Records supplied:
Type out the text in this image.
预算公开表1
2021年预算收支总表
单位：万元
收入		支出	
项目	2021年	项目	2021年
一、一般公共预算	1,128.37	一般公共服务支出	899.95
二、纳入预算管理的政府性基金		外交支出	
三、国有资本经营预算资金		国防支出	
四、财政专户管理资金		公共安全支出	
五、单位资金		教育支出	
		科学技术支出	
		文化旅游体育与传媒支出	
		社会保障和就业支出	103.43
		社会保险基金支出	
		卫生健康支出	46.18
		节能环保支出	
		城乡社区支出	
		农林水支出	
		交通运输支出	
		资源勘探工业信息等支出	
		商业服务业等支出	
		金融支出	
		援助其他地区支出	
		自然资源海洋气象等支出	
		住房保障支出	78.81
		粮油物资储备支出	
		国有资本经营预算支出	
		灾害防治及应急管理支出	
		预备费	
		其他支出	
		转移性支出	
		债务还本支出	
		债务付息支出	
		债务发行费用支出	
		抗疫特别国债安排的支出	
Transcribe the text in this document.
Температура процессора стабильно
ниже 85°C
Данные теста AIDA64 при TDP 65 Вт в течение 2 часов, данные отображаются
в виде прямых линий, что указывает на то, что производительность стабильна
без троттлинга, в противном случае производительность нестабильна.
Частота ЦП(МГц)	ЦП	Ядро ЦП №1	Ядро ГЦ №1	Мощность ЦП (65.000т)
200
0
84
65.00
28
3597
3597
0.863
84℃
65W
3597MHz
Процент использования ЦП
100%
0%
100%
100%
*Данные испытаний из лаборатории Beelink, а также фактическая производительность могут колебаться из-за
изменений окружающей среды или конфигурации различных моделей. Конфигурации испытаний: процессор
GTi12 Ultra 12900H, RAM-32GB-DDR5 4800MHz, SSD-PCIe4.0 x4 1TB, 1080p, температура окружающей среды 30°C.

Set exercise:
Copy each line of the listing that includes "text".

Answer to the problem:
Type out the text in this image.
Transcribe the text in this document.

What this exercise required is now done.